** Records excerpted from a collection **
/---
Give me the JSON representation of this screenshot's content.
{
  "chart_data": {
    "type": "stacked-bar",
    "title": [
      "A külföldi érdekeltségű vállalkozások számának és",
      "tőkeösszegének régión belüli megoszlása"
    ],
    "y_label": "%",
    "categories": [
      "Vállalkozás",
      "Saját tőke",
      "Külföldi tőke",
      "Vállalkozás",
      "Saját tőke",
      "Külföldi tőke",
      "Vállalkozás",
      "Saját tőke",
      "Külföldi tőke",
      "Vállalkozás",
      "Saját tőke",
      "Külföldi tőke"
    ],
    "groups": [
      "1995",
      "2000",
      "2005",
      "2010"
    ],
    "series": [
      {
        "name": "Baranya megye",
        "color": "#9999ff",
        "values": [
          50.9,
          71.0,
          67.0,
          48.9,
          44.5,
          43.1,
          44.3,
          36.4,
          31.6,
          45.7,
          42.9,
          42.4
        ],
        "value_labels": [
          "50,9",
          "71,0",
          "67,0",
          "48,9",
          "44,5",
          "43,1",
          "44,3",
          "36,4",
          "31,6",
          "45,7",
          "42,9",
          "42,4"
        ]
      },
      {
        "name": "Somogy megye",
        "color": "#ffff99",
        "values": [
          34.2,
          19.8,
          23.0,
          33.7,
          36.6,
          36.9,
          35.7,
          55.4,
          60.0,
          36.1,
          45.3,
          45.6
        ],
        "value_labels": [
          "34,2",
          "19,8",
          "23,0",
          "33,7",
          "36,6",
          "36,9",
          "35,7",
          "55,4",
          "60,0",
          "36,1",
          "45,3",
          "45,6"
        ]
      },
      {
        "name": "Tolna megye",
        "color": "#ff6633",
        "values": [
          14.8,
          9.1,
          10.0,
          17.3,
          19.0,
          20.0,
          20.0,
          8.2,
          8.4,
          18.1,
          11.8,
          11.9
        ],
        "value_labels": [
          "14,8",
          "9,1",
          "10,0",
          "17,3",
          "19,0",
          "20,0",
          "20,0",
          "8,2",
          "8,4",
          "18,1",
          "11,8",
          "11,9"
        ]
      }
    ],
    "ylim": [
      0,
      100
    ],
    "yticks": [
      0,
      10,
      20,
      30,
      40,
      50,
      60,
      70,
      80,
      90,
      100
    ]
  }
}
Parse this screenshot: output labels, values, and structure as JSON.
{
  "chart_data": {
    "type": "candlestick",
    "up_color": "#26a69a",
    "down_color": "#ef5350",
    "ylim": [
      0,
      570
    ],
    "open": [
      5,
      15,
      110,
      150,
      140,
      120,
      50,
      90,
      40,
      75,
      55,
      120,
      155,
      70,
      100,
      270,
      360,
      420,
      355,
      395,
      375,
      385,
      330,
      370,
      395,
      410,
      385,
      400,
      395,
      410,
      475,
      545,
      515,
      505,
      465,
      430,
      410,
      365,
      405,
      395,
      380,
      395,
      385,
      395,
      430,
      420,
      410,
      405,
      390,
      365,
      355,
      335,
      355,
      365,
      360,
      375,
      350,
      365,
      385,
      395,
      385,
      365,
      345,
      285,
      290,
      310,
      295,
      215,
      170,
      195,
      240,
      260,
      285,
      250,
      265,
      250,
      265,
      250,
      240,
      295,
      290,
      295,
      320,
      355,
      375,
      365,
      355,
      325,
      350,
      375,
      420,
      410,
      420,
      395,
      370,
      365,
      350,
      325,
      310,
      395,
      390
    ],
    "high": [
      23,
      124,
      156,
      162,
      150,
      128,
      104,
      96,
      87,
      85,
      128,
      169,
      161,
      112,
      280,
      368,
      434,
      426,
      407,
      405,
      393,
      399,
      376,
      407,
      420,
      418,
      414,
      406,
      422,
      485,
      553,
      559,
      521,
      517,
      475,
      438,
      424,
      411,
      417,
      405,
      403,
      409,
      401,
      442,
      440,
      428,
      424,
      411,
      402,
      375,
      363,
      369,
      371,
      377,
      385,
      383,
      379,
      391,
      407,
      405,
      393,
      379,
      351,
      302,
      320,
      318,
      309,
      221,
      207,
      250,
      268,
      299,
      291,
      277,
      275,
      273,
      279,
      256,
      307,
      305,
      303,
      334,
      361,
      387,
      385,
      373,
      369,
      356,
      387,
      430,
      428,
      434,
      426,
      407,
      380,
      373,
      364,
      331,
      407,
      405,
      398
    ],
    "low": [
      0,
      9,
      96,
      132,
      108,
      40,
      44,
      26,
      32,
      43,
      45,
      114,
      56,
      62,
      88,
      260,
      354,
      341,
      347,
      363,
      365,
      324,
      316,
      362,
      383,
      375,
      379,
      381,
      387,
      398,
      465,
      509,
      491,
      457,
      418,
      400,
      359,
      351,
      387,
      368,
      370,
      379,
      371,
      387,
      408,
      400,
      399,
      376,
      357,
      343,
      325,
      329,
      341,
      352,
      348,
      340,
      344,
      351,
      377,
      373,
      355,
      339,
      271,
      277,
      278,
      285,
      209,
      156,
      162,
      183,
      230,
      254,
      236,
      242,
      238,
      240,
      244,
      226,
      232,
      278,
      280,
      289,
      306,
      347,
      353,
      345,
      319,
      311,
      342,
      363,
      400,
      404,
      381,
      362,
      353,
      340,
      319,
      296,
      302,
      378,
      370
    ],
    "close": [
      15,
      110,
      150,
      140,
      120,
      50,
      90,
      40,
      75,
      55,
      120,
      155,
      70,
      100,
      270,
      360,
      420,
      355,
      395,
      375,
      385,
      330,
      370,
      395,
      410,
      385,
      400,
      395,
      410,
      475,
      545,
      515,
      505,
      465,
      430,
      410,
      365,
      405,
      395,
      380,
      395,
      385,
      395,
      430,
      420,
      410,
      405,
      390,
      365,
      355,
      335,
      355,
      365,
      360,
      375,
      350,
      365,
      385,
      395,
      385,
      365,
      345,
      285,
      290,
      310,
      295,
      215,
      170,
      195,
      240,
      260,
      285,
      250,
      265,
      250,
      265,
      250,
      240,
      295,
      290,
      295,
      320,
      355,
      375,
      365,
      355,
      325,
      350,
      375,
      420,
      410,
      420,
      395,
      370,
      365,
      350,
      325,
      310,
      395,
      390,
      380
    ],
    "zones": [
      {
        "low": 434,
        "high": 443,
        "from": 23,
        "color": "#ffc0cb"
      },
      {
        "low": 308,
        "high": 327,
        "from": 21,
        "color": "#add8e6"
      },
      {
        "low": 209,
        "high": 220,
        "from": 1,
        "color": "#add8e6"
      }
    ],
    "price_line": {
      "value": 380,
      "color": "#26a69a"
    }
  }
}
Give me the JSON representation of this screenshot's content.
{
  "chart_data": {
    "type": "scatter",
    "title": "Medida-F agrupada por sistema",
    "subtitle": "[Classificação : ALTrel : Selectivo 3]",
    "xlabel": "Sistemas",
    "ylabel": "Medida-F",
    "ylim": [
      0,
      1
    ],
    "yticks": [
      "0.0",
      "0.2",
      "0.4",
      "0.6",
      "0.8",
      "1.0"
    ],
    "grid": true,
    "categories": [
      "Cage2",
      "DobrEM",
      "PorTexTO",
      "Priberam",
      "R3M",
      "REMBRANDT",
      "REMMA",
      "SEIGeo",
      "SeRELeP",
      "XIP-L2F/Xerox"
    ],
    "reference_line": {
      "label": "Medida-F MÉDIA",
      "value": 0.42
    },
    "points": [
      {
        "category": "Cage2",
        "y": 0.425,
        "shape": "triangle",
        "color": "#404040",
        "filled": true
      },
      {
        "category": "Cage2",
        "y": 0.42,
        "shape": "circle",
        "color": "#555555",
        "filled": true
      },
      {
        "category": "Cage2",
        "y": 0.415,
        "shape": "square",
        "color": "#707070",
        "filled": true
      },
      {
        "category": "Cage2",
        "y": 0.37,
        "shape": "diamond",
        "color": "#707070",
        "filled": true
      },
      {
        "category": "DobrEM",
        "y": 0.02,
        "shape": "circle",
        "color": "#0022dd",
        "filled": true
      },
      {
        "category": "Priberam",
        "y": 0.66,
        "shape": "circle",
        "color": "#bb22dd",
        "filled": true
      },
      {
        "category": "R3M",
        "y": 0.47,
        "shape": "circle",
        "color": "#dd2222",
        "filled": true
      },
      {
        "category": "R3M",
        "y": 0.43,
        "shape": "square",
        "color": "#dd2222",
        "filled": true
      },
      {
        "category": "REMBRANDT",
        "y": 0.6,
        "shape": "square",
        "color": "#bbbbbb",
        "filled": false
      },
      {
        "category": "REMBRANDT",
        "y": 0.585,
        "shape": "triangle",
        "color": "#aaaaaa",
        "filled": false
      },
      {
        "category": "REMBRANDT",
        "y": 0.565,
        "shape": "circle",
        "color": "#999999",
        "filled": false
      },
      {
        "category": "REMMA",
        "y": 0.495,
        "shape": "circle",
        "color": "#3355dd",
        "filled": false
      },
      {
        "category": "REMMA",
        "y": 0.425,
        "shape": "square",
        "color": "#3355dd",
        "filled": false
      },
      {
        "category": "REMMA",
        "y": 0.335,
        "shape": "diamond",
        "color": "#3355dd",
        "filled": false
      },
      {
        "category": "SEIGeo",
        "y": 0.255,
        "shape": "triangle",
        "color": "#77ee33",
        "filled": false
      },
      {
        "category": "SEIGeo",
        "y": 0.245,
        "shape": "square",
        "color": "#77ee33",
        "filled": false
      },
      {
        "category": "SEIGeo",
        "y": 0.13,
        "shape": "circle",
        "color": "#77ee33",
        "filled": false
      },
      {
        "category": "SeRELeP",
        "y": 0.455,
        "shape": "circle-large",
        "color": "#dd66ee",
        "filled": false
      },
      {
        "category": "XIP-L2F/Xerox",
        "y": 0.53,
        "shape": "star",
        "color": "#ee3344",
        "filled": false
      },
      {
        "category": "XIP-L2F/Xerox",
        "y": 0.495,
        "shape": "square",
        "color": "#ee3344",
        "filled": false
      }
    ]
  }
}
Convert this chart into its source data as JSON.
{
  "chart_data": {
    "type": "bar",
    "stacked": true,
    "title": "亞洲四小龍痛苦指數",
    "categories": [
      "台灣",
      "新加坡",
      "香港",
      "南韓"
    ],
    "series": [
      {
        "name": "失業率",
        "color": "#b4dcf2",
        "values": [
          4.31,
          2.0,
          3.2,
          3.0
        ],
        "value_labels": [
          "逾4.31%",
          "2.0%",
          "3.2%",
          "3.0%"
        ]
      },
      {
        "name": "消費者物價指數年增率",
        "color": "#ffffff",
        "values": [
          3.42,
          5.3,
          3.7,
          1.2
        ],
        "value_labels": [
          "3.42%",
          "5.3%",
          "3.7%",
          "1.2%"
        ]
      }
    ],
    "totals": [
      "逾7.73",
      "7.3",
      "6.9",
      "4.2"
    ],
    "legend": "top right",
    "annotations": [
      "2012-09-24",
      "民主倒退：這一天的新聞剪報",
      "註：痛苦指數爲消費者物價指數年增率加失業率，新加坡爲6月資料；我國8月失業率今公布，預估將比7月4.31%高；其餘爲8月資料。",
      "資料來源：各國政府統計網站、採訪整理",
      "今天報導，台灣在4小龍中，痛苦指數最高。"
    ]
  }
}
\---
** Written request **
Of the lines in the data, how many hold the string "Medida"? State the number, nothing else.

** Exercise output **
3